**What you are asked to do:** Repeat each record below exactly as given.
--- begin Input material ---
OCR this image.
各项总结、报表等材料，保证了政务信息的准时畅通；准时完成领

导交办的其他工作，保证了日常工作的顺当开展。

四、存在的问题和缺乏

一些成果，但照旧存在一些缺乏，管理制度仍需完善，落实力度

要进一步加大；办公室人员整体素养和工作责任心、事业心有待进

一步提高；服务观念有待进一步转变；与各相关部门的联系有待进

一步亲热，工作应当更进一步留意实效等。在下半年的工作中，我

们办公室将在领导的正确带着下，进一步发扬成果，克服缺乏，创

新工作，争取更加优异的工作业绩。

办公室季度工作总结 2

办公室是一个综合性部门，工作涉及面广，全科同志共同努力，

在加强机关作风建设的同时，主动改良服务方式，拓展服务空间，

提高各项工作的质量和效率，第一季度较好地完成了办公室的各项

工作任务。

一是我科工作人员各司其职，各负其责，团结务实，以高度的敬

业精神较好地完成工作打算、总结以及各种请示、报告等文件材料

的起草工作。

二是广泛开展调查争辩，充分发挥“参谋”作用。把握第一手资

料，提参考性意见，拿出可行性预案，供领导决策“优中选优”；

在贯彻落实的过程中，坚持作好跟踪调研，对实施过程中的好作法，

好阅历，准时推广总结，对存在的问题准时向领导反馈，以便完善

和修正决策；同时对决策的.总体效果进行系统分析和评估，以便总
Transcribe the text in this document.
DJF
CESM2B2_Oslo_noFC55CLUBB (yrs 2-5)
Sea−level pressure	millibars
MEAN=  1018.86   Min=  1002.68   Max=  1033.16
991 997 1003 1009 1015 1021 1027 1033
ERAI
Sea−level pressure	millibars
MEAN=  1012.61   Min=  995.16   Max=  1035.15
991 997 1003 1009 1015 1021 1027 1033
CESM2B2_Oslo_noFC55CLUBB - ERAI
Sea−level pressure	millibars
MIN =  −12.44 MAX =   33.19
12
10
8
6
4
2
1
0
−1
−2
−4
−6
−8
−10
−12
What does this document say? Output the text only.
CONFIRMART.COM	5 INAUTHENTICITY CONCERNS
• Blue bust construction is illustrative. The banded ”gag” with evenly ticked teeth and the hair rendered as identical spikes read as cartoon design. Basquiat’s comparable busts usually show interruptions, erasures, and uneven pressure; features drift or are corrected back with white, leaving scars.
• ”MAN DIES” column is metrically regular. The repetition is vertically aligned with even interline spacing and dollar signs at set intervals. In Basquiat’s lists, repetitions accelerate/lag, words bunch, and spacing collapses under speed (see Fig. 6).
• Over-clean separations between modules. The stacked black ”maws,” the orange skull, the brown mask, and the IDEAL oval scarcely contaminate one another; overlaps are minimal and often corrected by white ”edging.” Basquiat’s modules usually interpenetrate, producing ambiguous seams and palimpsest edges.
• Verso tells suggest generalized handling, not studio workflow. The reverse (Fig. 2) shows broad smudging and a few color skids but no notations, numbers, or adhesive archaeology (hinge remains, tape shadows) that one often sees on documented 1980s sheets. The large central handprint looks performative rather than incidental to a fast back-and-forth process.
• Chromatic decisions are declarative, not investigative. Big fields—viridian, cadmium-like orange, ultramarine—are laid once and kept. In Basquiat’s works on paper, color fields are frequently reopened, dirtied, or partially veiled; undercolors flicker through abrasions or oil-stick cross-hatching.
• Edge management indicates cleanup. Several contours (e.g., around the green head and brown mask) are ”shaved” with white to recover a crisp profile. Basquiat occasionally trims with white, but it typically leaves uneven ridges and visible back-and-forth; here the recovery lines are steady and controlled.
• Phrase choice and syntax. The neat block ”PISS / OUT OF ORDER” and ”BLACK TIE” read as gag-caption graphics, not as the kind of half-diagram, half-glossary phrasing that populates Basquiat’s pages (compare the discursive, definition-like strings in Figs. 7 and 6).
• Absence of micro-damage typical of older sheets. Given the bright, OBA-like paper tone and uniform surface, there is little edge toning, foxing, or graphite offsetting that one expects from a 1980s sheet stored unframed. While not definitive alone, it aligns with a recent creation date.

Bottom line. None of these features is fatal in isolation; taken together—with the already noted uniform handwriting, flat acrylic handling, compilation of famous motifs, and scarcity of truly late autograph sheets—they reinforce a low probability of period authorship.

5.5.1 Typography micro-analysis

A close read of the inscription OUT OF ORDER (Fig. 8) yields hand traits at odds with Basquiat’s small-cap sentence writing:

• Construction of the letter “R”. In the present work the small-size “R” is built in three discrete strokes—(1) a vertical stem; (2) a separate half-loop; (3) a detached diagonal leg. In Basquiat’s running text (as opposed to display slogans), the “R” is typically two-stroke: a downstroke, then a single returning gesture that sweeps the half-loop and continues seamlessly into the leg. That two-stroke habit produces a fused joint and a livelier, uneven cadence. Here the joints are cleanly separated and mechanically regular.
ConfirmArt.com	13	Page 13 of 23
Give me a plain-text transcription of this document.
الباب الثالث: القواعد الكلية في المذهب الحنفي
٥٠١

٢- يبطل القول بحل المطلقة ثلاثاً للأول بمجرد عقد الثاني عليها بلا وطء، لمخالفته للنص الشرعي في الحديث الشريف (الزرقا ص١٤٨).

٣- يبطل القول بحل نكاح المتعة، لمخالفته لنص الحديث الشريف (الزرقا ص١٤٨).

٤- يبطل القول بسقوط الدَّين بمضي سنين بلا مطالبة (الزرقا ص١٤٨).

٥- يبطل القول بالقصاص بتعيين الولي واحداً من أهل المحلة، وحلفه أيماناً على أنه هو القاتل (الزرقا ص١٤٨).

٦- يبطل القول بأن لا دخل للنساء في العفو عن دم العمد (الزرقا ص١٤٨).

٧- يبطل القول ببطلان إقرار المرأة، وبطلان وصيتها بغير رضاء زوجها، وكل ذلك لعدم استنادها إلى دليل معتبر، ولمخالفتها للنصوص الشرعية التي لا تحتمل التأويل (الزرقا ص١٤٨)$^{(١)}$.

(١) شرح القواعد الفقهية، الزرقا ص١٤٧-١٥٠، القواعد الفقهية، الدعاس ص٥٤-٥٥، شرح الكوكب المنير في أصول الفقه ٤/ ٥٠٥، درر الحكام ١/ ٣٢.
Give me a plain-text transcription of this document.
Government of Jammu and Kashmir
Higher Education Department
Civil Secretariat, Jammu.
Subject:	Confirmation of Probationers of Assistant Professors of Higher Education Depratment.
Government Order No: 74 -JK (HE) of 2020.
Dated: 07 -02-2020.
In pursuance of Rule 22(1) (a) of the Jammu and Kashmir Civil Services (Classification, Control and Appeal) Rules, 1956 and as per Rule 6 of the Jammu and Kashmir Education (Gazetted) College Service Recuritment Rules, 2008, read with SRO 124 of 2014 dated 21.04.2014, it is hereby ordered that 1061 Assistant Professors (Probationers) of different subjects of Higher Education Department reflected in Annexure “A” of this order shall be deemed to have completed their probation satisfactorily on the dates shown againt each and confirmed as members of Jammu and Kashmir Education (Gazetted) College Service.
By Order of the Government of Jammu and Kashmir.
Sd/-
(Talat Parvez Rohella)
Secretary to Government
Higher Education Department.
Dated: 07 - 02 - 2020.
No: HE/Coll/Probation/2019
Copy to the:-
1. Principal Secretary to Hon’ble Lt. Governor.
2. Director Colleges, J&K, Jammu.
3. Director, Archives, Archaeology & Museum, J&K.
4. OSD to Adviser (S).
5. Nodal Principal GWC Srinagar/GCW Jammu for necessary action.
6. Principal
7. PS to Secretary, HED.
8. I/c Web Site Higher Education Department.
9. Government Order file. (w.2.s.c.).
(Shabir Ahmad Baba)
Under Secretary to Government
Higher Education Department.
--- end Input material ---
**Written solution:**
OCR this image.
各项总结、报表等材料，保证了政务信息的准时畅通；准时完成领

导交办的其他工作，保证了日常工作的顺当开展。

四、存在的问题和缺乏

一些成果，但照旧存在一些缺乏，管理制度仍需完善，落实力度

要进一步加大；办公室人员整体素养和工作责任心、事业心有待进

一步提高；服务观念有待进一步转变；与各相关部门的联系有待进

一步亲热，工作应当更进一步留意实效等。在下半年的工作中，我

们办公室将在领导的正确带着下，进一步发扬成果，克服缺乏，创

新工作，争取更加优异的工作业绩。

办公室季度工作总结 2

办公室是一个综合性部门，工作涉及面广，全科同志共同努力，

在加强机关作风建设的同时，主动改良服务方式，拓展服务空间，

提高各项工作的质量和效率，第一季度较好地完成了办公室的各项

工作任务。

一是我科工作人员各司其职，各负其责，团结务实，以高度的敬

业精神较好地完成工作打算、总结以及各种请示、报告等文件材料

的起草工作。

二是广泛开展调查争辩，充分发挥“参谋”作用。把握第一手资

料，提参考性意见，拿出可行性预案，供领导决策“优中选优”；

在贯彻落实的过程中，坚持作好跟踪调研，对实施过程中的好作法，

好阅历，准时推广总结，对存在的问题准时向领导反馈，以便完善

和修正决策；同时对决策的.总体效果进行系统分析和评估，以便总
Transcribe the text in this document.
DJF
CESM2B2_Oslo_noFC55CLUBB (yrs 2-5)
Sea−level pressure	millibars
MEAN=  1018.86   Min=  1002.68   Max=  1033.16
991 997 1003 1009 1015 1021 1027 1033
ERAI
Sea−level pressure	millibars
MEAN=  1012.61   Min=  995.16   Max=  1035.15
991 997 1003 1009 1015 1021 1027 1033
CESM2B2_Oslo_noFC55CLUBB - ERAI
Sea−level pressure	millibars
MIN =  −12.44 MAX =   33.19
12
10
8
6
4
2
1
0
−1
−2
−4
−6
−8
−10
−12
What does this document say? Output the text only.
CONFIRMART.COM	5 INAUTHENTICITY CONCERNS
• Blue bust construction is illustrative. The banded ”gag” with evenly ticked teeth and the hair rendered as identical spikes read as cartoon design. Basquiat’s comparable busts usually show interruptions, erasures, and uneven pressure; features drift or are corrected back with white, leaving scars.
• ”MAN DIES” column is metrically regular. The repetition is vertically aligned with even interline spacing and dollar signs at set intervals. In Basquiat’s lists, repetitions accelerate/lag, words bunch, and spacing collapses under speed (see Fig. 6).
• Over-clean separations between modules. The stacked black ”maws,” the orange skull, the brown mask, and the IDEAL oval scarcely contaminate one another; overlaps are minimal and often corrected by white ”edging.” Basquiat’s modules usually interpenetrate, producing ambiguous seams and palimpsest edges.
• Verso tells suggest generalized handling, not studio workflow. The reverse (Fig. 2) shows broad smudging and a few color skids but no notations, numbers, or adhesive archaeology (hinge remains, tape shadows) that one often sees on documented 1980s sheets. The large central handprint looks performative rather than incidental to a fast back-and-forth process.
• Chromatic decisions are declarative, not investigative. Big fields—viridian, cadmium-like orange, ultramarine—are laid once and kept. In Basquiat’s works on paper, color fields are frequently reopened, dirtied, or partially veiled; undercolors flicker through abrasions or oil-stick cross-hatching.
• Edge management indicates cleanup. Several contours (e.g., around the green head and brown mask) are ”shaved” with white to recover a crisp profile. Basquiat occasionally trims with white, but it typically leaves uneven ridges and visible back-and-forth; here the recovery lines are steady and controlled.
• Phrase choice and syntax. The neat block ”PISS / OUT OF ORDER” and ”BLACK TIE” read as gag-caption graphics, not as the kind of half-diagram, half-glossary phrasing that populates Basquiat’s pages (compare the discursive, definition-like strings in Figs. 7 and 6).
• Absence of micro-damage typical of older sheets. Given the bright, OBA-like paper tone and uniform surface, there is little edge toning, foxing, or graphite offsetting that one expects from a 1980s sheet stored unframed. While not definitive alone, it aligns with a recent creation date.

Bottom line. None of these features is fatal in isolation; taken together—with the already noted uniform handwriting, flat acrylic handling, compilation of famous motifs, and scarcity of truly late autograph sheets—they reinforce a low probability of period authorship.

5.5.1 Typography micro-analysis

A close read of the inscription OUT OF ORDER (Fig. 8) yields hand traits at odds with Basquiat’s small-cap sentence writing:

• Construction of the letter “R”. In the present work the small-size “R” is built in three discrete strokes—(1) a vertical stem; (2) a separate half-loop; (3) a detached diagonal leg. In Basquiat’s running text (as opposed to display slogans), the “R” is typically two-stroke: a downstroke, then a single returning gesture that sweeps the half-loop and continues seamlessly into the leg. That two-stroke habit produces a fused joint and a livelier, uneven cadence. Here the joints are cleanly separated and mechanically regular.
ConfirmArt.com	13	Page 13 of 23
Give me a plain-text transcription of this document.
الباب الثالث: القواعد الكلية في المذهب الحنفي
٥٠١

٢- يبطل القول بحل المطلقة ثلاثاً للأول بمجرد عقد الثاني عليها بلا وطء، لمخالفته للنص الشرعي في الحديث الشريف (الزرقا ص١٤٨).

٣- يبطل القول بحل نكاح المتعة، لمخالفته لنص الحديث الشريف (الزرقا ص١٤٨).

٤- يبطل القول بسقوط الدَّين بمضي سنين بلا مطالبة (الزرقا ص١٤٨).

٥- يبطل القول بالقصاص بتعيين الولي واحداً من أهل المحلة، وحلفه أيماناً على أنه هو القاتل (الزرقا ص١٤٨).

٦- يبطل القول بأن لا دخل للنساء في العفو عن دم العمد (الزرقا ص١٤٨).

٧- يبطل القول ببطلان إقرار المرأة، وبطلان وصيتها بغير رضاء زوجها، وكل ذلك لعدم استنادها إلى دليل معتبر، ولمخالفتها للنصوص الشرعية التي لا تحتمل التأويل (الزرقا ص١٤٨)$^{(١)}$.

(١) شرح القواعد الفقهية، الزرقا ص١٤٧-١٥٠، القواعد الفقهية، الدعاس ص٥٤-٥٥، شرح الكوكب المنير في أصول الفقه ٤/ ٥٠٥، درر الحكام ١/ ٣٢.
Give me a plain-text transcription of this document.
Government of Jammu and Kashmir
Higher Education Department
Civil Secretariat, Jammu.
Subject:	Confirmation of Probationers of Assistant Professors of Higher Education Depratment.
Government Order No: 74 -JK (HE) of 2020.
Dated: 07 -02-2020.
In pursuance of Rule 22(1) (a) of the Jammu and Kashmir Civil Services (Classification, Control and Appeal) Rules, 1956 and as per Rule 6 of the Jammu and Kashmir Education (Gazetted) College Service Recuritment Rules, 2008, read with SRO 124 of 2014 dated 21.04.2014, it is hereby ordered that 1061 Assistant Professors (Probationers) of different subjects of Higher Education Department reflected in Annexure “A” of this order shall be deemed to have completed their probation satisfactorily on the dates shown againt each and confirmed as members of Jammu and Kashmir Education (Gazetted) College Service.
By Order of the Government of Jammu and Kashmir.
Sd/-
(Talat Parvez Rohella)
Secretary to Government
Higher Education Department.
Dated: 07 - 02 - 2020.
No: HE/Coll/Probation/2019
Copy to the:-
1. Principal Secretary to Hon’ble Lt. Governor.
2. Director Colleges, J&K, Jammu.
3. Director, Archives, Archaeology & Museum, J&K.
4. OSD to Adviser (S).
5. Nodal Principal GWC Srinagar/GCW Jammu for necessary action.
6. Principal
7. PS to Secretary, HED.
8. I/c Web Site Higher Education Department.
9. Government Order file. (w.2.s.c.).
(Shabir Ahmad Baba)
Under Secretary to Government
Higher Education Department.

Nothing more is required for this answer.